(Dataset entries)
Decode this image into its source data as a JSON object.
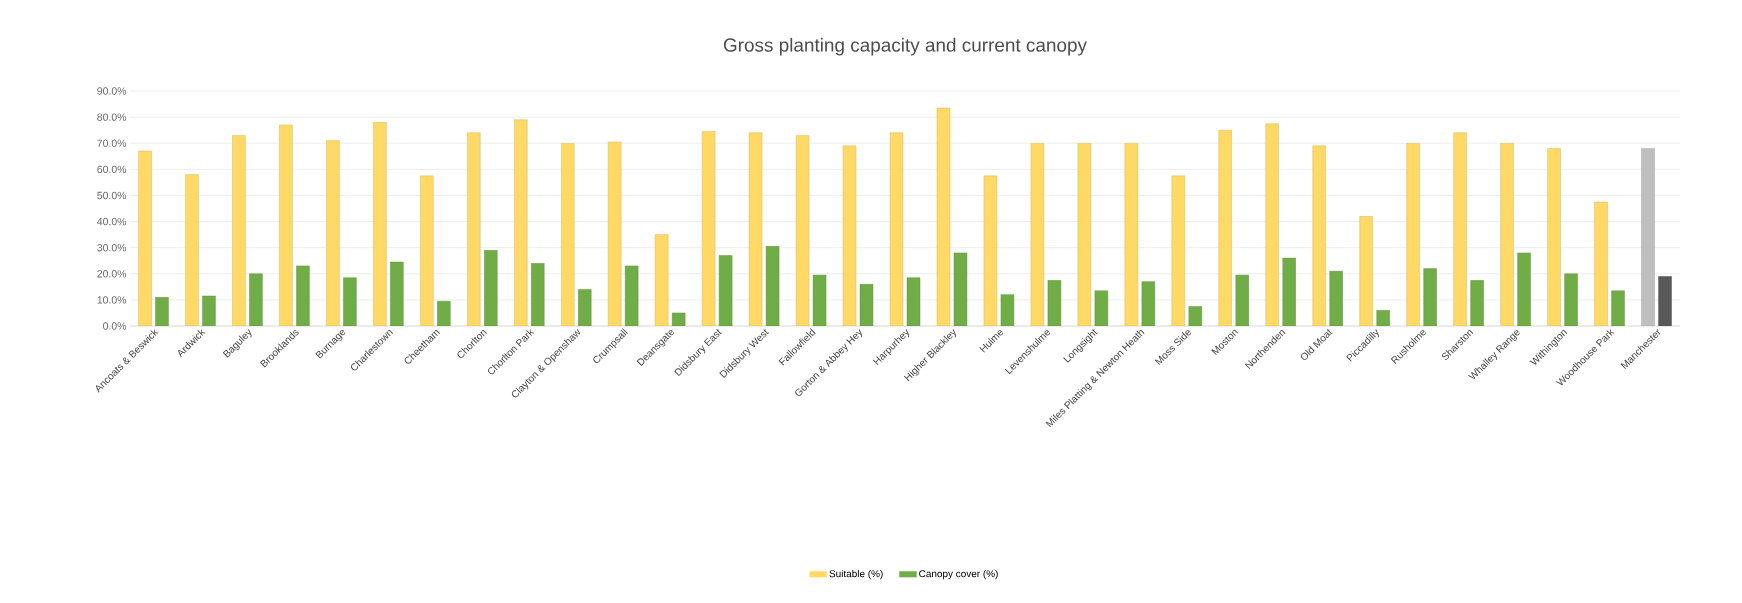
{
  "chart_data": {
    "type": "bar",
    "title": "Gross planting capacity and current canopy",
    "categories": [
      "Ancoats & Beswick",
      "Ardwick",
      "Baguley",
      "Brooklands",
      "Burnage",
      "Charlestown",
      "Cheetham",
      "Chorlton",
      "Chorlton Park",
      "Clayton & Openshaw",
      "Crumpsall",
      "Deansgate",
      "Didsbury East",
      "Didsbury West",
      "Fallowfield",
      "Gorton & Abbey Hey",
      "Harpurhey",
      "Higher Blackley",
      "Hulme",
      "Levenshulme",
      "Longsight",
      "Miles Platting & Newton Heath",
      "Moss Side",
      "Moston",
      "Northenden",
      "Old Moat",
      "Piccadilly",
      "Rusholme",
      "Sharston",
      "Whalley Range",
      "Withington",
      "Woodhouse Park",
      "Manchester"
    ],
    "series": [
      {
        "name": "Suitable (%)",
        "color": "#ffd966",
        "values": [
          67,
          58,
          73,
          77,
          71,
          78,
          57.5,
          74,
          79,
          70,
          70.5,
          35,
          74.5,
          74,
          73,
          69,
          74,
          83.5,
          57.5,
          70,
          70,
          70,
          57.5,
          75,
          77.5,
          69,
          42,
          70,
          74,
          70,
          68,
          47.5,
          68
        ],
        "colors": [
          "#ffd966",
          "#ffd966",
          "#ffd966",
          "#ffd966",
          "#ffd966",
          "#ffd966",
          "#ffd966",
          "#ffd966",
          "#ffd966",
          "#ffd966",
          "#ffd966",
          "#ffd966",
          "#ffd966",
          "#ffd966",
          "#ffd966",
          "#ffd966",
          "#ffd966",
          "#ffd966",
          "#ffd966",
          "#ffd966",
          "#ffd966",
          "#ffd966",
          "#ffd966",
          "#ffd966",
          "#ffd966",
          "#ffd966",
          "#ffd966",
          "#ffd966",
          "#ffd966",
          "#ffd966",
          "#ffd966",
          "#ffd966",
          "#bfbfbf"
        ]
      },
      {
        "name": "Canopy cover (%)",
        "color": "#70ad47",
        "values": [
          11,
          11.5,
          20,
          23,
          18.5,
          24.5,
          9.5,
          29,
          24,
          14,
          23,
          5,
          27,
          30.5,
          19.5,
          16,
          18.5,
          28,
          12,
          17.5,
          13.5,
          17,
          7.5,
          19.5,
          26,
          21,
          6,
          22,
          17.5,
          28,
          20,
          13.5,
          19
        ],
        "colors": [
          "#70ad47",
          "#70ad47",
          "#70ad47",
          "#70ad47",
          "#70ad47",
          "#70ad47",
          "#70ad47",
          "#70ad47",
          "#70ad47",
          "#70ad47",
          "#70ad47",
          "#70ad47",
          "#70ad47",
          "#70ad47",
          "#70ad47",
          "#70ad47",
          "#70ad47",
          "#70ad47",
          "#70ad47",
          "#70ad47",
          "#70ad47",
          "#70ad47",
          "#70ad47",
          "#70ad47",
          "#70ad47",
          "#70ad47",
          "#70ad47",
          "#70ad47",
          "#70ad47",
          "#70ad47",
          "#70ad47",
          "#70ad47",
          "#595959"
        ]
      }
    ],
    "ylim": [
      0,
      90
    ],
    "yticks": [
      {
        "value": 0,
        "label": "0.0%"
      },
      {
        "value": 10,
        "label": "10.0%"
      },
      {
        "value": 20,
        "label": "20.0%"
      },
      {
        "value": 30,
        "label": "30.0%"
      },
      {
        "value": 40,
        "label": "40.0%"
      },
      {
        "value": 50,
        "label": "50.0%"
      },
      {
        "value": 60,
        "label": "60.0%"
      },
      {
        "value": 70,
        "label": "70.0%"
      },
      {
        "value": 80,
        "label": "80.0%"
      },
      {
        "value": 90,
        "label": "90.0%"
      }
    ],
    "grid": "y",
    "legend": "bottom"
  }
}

* * *

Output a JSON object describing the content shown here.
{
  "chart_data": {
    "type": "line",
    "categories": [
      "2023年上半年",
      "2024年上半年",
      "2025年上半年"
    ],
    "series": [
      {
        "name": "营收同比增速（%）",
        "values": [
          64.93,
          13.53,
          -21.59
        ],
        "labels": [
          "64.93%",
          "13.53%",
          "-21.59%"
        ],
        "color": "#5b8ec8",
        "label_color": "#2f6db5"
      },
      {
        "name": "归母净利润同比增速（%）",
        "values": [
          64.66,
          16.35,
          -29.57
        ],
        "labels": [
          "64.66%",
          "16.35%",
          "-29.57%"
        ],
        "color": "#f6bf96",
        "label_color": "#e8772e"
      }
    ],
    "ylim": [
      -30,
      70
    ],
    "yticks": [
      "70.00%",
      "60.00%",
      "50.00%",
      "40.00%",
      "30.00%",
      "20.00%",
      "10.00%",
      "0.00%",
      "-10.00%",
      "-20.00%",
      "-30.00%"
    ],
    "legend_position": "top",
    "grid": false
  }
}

▶ **DO THIS**
Copy every line above in which the string "object" shows up.

▶ **OUTPUT BELOW**
Decode this image into its source data as a JSON object.
Output a JSON object describing the content shown here.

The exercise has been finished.